Records to process:
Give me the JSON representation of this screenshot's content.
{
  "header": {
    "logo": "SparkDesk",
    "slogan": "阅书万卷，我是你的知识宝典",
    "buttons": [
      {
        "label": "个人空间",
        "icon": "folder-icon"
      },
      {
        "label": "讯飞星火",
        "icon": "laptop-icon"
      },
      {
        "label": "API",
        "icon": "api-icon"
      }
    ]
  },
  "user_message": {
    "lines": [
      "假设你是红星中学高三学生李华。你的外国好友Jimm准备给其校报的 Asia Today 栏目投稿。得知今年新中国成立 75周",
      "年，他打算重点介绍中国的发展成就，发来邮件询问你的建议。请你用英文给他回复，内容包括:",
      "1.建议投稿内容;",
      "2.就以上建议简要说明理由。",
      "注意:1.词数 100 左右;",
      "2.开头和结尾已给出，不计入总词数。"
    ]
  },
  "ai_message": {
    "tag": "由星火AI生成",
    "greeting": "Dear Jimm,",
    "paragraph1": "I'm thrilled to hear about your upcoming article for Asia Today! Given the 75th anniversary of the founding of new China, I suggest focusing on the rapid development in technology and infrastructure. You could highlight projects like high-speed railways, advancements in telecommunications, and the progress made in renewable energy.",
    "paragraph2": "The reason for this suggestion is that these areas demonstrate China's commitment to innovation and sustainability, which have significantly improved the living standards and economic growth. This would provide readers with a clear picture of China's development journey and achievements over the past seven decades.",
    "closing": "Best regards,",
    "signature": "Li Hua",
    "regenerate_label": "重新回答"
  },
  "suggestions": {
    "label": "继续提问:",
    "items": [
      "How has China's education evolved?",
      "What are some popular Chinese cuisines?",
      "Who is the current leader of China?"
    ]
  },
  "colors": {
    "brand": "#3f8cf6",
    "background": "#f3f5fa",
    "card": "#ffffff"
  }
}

Job: Return every entry verbatim.

Written reply:
Give me the JSON representation of this screenshot's content.
{
  "header": {
    "logo": "SparkDesk",
    "slogan": "阅书万卷，我是你的知识宝典",
    "buttons": [
      {
        "label": "个人空间",
        "icon": "folder-icon"
      },
      {
        "label": "讯飞星火",
        "icon": "laptop-icon"
      },
      {
        "label": "API",
        "icon": "api-icon"
      }
    ]
  },
  "user_message": {
    "lines": [
      "假设你是红星中学高三学生李华。你的外国好友Jimm准备给其校报的 Asia Today 栏目投稿。得知今年新中国成立 75周",
      "年，他打算重点介绍中国的发展成就，发来邮件询问你的建议。请你用英文给他回复，内容包括:",
      "1.建议投稿内容;",
      "2.就以上建议简要说明理由。",
      "注意:1.词数 100 左右;",
      "2.开头和结尾已给出，不计入总词数。"
    ]
  },
  "ai_message": {
    "tag": "由星火AI生成",
    "greeting": "Dear Jimm,",
    "paragraph1": "I'm thrilled to hear about your upcoming article for Asia Today! Given the 75th anniversary of the founding of new China, I suggest focusing on the rapid development in technology and infrastructure. You could highlight projects like high-speed railways, advancements in telecommunications, and the progress made in renewable energy.",
    "paragraph2": "The reason for this suggestion is that these areas demonstrate China's commitment to innovation and sustainability, which have significantly improved the living standards and economic growth. This would provide readers with a clear picture of China's development journey and achievements over the past seven decades.",
    "closing": "Best regards,",
    "signature": "Li Hua",
    "regenerate_label": "重新回答"
  },
  "suggestions": {
    "label": "继续提问:",
    "items": [
      "How has China's education evolved?",
      "What are some popular Chinese cuisines?",
      "Who is the current leader of China?"
    ]
  },
  "colors": {
    "brand": "#3f8cf6",
    "background": "#f3f5fa",
    "card": "#ffffff"
  }
}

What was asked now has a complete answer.